## Start Entries shown

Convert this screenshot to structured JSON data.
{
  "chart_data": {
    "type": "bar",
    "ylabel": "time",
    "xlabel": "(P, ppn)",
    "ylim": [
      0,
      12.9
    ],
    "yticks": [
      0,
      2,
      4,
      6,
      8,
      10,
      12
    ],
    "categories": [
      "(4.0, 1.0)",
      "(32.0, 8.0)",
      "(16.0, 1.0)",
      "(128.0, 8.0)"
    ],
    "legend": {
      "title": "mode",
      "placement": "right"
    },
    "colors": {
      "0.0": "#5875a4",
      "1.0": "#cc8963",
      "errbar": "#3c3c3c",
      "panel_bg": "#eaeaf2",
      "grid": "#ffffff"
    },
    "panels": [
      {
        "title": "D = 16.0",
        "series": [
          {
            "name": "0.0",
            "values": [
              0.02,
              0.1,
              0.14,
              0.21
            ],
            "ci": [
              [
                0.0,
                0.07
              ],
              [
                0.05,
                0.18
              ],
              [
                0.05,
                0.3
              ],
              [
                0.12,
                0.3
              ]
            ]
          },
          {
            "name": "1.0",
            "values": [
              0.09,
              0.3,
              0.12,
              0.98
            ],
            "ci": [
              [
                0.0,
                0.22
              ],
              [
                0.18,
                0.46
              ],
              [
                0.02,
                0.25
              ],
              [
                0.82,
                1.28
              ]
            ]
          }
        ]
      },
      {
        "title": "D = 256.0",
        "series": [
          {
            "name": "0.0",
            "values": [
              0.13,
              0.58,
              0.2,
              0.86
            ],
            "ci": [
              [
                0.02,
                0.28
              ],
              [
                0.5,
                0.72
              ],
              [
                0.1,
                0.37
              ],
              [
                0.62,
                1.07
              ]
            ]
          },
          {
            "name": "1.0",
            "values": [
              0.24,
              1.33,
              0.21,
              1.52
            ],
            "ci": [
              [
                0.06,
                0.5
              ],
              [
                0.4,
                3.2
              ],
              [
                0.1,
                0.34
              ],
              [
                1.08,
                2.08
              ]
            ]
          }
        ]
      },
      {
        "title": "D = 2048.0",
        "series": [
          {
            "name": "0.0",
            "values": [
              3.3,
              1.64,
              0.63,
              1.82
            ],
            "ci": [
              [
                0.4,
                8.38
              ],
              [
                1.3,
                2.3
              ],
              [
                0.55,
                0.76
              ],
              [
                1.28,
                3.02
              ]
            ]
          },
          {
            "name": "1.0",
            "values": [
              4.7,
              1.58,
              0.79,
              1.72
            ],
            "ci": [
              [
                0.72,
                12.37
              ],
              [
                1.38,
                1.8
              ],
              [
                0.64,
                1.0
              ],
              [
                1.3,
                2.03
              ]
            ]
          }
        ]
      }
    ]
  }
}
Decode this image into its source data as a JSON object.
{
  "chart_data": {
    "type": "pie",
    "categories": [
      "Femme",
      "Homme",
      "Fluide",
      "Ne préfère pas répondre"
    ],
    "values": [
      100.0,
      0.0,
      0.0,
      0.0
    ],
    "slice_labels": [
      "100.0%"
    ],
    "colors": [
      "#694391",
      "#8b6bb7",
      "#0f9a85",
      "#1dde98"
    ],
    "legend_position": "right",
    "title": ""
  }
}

## End Entries shown

From the records above, extract every entry exactly as given.

Convert this screenshot to structured JSON data.
{
  "chart_data": {
    "type": "bar",
    "ylabel": "time",
    "xlabel": "(P, ppn)",
    "ylim": [
      0,
      12.9
    ],
    "yticks": [
      0,
      2,
      4,
      6,
      8,
      10,
      12
    ],
    "categories": [
      "(4.0, 1.0)",
      "(32.0, 8.0)",
      "(16.0, 1.0)",
      "(128.0, 8.0)"
    ],
    "legend": {
      "title": "mode",
      "placement": "right"
    },
    "colors": {
      "0.0": "#5875a4",
      "1.0": "#cc8963",
      "errbar": "#3c3c3c",
      "panel_bg": "#eaeaf2",
      "grid": "#ffffff"
    },
    "panels": [
      {
        "title": "D = 16.0",
        "series": [
          {
            "name": "0.0",
            "values": [
              0.02,
              0.1,
              0.14,
              0.21
            ],
            "ci": [
              [
                0.0,
                0.07
              ],
              [
                0.05,
                0.18
              ],
              [
                0.05,
                0.3
              ],
              [
                0.12,
                0.3
              ]
            ]
          },
          {
            "name": "1.0",
            "values": [
              0.09,
              0.3,
              0.12,
              0.98
            ],
            "ci": [
              [
                0.0,
                0.22
              ],
              [
                0.18,
                0.46
              ],
              [
                0.02,
                0.25
              ],
              [
                0.82,
                1.28
              ]
            ]
          }
        ]
      },
      {
        "title": "D = 256.0",
        "series": [
          {
            "name": "0.0",
            "values": [
              0.13,
              0.58,
              0.2,
              0.86
            ],
            "ci": [
              [
                0.02,
                0.28
              ],
              [
                0.5,
                0.72
              ],
              [
                0.1,
                0.37
              ],
              [
                0.62,
                1.07
              ]
            ]
          },
          {
            "name": "1.0",
            "values": [
              0.24,
              1.33,
              0.21,
              1.52
            ],
            "ci": [
              [
                0.06,
                0.5
              ],
              [
                0.4,
                3.2
              ],
              [
                0.1,
                0.34
              ],
              [
                1.08,
                2.08
              ]
            ]
          }
        ]
      },
      {
        "title": "D = 2048.0",
        "series": [
          {
            "name": "0.0",
            "values": [
              3.3,
              1.64,
              0.63,
              1.82
            ],
            "ci": [
              [
                0.4,
                8.38
              ],
              [
                1.3,
                2.3
              ],
              [
                0.55,
                0.76
              ],
              [
                1.28,
                3.02
              ]
            ]
          },
          {
            "name": "1.0",
            "values": [
              4.7,
              1.58,
              0.79,
              1.72
            ],
            "ci": [
              [
                0.72,
                12.37
              ],
              [
                1.38,
                1.8
              ],
              [
                0.64,
                1.0
              ],
              [
                1.3,
                2.03
              ]
            ]
          }
        ]
      }
    ]
  }
}
Decode this image into its source data as a JSON object.
{
  "chart_data": {
    "type": "pie",
    "categories": [
      "Femme",
      "Homme",
      "Fluide",
      "Ne préfère pas répondre"
    ],
    "values": [
      100.0,
      0.0,
      0.0,
      0.0
    ],
    "slice_labels": [
      "100.0%"
    ],
    "colors": [
      "#694391",
      "#8b6bb7",
      "#0f9a85",
      "#1dde98"
    ],
    "legend_position": "right",
    "title": ""
  }
}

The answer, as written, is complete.